------ INPUT MATERIAL
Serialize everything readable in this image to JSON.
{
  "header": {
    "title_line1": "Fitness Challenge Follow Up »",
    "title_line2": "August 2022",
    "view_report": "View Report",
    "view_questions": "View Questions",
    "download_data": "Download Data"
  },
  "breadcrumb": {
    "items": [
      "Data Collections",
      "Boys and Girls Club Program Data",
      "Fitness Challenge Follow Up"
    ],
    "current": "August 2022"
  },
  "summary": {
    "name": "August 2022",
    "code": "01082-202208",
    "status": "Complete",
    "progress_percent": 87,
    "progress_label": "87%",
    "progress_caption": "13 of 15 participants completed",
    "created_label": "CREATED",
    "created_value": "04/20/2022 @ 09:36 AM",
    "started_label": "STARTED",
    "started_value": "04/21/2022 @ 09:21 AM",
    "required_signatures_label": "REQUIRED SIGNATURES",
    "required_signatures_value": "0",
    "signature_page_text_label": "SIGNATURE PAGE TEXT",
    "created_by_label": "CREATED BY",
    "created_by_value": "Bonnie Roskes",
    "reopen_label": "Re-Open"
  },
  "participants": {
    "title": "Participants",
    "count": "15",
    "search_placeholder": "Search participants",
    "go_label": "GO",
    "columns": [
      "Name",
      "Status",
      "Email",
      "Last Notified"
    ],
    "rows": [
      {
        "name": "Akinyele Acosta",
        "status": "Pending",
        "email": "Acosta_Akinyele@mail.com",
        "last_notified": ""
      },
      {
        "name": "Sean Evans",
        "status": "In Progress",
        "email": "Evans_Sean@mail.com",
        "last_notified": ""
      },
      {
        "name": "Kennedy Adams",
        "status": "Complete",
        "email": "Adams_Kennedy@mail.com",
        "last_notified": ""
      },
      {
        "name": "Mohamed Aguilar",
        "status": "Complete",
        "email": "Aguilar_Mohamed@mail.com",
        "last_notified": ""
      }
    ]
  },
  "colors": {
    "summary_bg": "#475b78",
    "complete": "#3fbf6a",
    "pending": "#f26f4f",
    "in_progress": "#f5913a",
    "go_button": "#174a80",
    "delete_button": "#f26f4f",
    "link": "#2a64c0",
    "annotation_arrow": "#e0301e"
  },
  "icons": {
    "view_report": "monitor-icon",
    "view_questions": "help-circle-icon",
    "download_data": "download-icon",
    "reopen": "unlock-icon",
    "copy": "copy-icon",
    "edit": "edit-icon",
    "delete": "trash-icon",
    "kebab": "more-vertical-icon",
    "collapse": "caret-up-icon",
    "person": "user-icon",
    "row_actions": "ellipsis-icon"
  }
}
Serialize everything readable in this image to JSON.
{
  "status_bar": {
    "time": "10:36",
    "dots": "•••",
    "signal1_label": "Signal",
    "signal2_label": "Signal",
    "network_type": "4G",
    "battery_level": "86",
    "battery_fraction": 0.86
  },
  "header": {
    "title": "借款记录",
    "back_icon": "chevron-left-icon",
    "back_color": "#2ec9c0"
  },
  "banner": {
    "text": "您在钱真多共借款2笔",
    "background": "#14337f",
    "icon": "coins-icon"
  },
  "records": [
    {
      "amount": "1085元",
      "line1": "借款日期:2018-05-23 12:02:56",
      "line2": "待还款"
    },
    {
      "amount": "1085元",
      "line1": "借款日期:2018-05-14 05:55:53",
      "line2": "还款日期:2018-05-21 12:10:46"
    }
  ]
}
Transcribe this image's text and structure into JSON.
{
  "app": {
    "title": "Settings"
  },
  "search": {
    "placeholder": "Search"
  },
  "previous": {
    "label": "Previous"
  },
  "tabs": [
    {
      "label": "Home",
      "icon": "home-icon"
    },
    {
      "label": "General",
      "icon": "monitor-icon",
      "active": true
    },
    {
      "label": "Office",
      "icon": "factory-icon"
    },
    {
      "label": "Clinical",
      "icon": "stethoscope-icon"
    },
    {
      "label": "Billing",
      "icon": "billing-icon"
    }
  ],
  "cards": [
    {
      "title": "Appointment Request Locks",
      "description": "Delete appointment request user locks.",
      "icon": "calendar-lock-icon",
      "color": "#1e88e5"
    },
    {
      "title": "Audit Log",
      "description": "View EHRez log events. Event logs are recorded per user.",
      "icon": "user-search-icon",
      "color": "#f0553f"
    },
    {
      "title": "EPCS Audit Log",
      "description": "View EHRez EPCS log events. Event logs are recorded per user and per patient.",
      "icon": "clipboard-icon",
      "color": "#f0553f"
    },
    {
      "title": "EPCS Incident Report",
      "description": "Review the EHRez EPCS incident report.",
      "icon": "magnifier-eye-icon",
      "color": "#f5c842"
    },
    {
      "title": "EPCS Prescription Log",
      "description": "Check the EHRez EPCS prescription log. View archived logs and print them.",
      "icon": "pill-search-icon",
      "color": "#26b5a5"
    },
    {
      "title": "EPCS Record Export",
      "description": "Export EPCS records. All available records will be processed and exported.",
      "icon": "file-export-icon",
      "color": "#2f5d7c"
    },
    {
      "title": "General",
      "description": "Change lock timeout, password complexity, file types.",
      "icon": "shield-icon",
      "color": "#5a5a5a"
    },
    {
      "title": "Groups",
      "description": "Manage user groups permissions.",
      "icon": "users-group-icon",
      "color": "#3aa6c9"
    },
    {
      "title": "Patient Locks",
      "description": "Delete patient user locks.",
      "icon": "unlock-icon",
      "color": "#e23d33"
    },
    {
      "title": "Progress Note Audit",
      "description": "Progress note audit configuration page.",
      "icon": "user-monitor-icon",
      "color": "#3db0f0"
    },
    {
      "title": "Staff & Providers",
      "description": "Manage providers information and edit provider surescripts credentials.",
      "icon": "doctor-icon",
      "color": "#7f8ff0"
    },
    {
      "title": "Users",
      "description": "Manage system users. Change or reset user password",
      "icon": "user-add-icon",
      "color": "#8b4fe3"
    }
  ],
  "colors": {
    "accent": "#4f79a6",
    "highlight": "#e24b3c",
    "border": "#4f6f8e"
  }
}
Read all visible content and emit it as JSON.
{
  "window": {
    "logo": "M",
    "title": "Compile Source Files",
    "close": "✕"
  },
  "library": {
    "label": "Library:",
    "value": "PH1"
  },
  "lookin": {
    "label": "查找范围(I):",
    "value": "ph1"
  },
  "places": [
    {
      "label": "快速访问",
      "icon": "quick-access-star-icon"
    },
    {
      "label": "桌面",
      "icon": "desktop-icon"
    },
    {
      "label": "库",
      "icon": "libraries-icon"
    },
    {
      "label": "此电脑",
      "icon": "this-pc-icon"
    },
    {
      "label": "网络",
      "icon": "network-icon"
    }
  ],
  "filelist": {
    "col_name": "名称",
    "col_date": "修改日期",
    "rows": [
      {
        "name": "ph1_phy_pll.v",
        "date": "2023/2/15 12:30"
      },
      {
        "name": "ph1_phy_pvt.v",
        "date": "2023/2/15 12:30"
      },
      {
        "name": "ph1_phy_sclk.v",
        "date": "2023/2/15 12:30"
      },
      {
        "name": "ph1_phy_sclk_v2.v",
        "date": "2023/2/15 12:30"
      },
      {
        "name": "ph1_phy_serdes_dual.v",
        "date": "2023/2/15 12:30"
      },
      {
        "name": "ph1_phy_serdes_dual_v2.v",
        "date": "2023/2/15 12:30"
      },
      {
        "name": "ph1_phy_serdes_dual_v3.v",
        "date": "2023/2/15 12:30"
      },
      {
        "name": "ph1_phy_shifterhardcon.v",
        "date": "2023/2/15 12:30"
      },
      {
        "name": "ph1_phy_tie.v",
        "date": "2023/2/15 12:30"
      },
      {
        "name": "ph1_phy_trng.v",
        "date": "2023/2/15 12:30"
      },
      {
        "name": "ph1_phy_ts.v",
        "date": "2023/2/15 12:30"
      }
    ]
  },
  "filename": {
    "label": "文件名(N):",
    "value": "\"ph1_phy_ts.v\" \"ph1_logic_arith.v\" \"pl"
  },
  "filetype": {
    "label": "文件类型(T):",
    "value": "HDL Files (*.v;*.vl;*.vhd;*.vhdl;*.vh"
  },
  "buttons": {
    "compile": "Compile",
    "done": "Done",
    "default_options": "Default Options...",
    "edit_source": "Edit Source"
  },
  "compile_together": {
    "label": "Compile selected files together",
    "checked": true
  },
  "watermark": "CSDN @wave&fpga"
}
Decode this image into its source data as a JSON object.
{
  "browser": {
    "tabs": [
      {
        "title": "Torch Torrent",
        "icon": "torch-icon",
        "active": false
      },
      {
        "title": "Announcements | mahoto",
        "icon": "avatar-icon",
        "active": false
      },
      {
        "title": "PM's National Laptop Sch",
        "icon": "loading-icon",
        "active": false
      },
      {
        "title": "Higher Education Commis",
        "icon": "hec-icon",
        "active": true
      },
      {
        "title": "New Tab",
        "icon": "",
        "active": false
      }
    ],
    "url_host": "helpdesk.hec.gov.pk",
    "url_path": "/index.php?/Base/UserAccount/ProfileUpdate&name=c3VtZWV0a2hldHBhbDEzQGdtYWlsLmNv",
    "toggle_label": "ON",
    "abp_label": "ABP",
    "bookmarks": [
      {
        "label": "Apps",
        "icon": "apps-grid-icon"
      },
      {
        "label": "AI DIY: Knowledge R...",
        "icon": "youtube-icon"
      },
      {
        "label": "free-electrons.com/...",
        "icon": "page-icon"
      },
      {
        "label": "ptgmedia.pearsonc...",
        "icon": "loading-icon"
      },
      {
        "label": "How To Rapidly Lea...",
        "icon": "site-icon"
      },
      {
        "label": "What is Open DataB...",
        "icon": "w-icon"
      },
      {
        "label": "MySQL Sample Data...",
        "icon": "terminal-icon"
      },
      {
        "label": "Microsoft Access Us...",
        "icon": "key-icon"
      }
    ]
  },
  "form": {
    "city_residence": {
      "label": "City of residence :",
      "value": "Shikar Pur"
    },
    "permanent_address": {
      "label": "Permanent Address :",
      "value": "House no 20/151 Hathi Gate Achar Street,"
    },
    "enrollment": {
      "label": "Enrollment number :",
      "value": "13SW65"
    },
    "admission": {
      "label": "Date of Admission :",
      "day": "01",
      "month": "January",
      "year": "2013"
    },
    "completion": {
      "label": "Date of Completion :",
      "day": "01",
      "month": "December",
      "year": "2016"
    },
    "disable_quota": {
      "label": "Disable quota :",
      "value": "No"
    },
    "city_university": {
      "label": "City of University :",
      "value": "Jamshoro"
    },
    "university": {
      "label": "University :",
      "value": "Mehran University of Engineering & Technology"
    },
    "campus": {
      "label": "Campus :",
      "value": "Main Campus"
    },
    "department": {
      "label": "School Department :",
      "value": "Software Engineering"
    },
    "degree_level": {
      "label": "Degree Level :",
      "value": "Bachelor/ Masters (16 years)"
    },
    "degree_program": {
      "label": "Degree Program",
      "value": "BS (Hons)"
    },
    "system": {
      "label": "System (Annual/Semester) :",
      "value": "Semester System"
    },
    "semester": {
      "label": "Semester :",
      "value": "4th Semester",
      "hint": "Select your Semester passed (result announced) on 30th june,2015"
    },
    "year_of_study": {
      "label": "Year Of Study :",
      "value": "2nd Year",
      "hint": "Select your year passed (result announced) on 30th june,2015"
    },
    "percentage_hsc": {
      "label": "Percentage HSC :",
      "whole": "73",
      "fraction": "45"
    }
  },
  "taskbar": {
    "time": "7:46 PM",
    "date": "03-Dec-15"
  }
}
------------
## WHAT IS REQUIRED
Every line that holds the word "unlock" should be extracted.

## RESPONSE TO THIS EXERCISE
    "reopen": "unlock-icon",
      "icon": "unlock-icon",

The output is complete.